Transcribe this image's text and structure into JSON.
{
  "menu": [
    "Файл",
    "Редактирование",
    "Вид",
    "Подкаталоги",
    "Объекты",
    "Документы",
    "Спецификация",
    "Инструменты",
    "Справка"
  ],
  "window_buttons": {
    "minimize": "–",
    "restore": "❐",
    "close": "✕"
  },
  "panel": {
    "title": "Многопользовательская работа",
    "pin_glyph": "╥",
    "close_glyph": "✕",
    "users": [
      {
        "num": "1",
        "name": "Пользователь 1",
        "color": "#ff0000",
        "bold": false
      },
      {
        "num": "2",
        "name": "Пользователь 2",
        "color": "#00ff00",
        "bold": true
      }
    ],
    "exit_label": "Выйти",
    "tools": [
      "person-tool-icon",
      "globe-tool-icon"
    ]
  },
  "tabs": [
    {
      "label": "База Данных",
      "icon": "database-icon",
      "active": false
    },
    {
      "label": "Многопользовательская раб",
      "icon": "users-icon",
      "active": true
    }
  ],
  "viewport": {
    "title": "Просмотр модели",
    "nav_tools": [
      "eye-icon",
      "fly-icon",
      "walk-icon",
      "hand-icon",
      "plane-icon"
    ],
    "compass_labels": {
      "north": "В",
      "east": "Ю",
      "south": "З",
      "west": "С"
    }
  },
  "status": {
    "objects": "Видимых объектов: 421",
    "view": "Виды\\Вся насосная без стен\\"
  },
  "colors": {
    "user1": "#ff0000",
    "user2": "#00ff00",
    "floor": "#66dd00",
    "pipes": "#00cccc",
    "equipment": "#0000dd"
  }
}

----------------------------------------

Only a number is wanted here: how many lines in the data above include the string "Многопользовательская"?

## SOLUTION TO THIS TASK
2